▶ _Directions for this task_
Verbatim output of all the material below is required.

▶ _Material supplied_

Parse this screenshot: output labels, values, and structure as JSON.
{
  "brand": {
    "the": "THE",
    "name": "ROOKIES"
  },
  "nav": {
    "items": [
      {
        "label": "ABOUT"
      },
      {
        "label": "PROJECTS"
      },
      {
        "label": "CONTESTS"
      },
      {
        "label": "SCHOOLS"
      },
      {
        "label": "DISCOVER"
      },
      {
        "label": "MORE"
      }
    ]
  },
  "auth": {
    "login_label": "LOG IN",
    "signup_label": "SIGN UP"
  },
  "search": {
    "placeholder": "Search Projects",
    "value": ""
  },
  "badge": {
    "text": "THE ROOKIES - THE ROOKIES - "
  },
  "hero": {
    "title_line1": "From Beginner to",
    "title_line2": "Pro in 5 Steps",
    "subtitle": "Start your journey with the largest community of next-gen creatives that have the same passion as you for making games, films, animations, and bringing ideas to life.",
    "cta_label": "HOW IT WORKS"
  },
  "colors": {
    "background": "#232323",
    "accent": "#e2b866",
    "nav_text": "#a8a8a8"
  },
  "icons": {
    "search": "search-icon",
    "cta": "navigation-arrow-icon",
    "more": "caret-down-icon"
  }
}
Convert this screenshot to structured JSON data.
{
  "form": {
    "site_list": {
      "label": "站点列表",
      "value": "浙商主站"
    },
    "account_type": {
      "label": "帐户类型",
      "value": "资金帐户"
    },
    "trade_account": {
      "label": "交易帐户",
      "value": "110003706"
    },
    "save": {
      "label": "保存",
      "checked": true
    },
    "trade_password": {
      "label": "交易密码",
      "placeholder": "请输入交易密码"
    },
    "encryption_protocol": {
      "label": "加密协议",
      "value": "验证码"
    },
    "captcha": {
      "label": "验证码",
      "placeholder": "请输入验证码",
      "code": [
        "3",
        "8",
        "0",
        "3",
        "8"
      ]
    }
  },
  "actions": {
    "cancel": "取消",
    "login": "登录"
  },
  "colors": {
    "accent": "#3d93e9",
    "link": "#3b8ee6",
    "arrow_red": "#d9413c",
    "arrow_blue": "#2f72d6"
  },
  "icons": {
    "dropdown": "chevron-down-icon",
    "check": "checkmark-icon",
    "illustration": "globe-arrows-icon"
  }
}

▶ _Solution to this task_
Parse this screenshot: output labels, values, and structure as JSON.
{
  "brand": {
    "the": "THE",
    "name": "ROOKIES"
  },
  "nav": {
    "items": [
      {
        "label": "ABOUT"
      },
      {
        "label": "PROJECTS"
      },
      {
        "label": "CONTESTS"
      },
      {
        "label": "SCHOOLS"
      },
      {
        "label": "DISCOVER"
      },
      {
        "label": "MORE"
      }
    ]
  },
  "auth": {
    "login_label": "LOG IN",
    "signup_label": "SIGN UP"
  },
  "search": {
    "placeholder": "Search Projects",
    "value": ""
  },
  "badge": {
    "text": "THE ROOKIES - THE ROOKIES - "
  },
  "hero": {
    "title_line1": "From Beginner to",
    "title_line2": "Pro in 5 Steps",
    "subtitle": "Start your journey with the largest community of next-gen creatives that have the same passion as you for making games, films, animations, and bringing ideas to life.",
    "cta_label": "HOW IT WORKS"
  },
  "colors": {
    "background": "#232323",
    "accent": "#e2b866",
    "nav_text": "#a8a8a8"
  },
  "icons": {
    "search": "search-icon",
    "cta": "navigation-arrow-icon",
    "more": "caret-down-icon"
  }
}
Convert this screenshot to structured JSON data.
{
  "form": {
    "site_list": {
      "label": "站点列表",
      "value": "浙商主站"
    },
    "account_type": {
      "label": "帐户类型",
      "value": "资金帐户"
    },
    "trade_account": {
      "label": "交易帐户",
      "value": "110003706"
    },
    "save": {
      "label": "保存",
      "checked": true
    },
    "trade_password": {
      "label": "交易密码",
      "placeholder": "请输入交易密码"
    },
    "encryption_protocol": {
      "label": "加密协议",
      "value": "验证码"
    },
    "captcha": {
      "label": "验证码",
      "placeholder": "请输入验证码",
      "code": [
        "3",
        "8",
        "0",
        "3",
        "8"
      ]
    }
  },
  "actions": {
    "cancel": "取消",
    "login": "登录"
  },
  "colors": {
    "accent": "#3d93e9",
    "link": "#3b8ee6",
    "arrow_red": "#d9413c",
    "arrow_blue": "#2f72d6"
  },
  "icons": {
    "dropdown": "chevron-down-icon",
    "check": "checkmark-icon",
    "illustration": "globe-arrows-icon"
  }
}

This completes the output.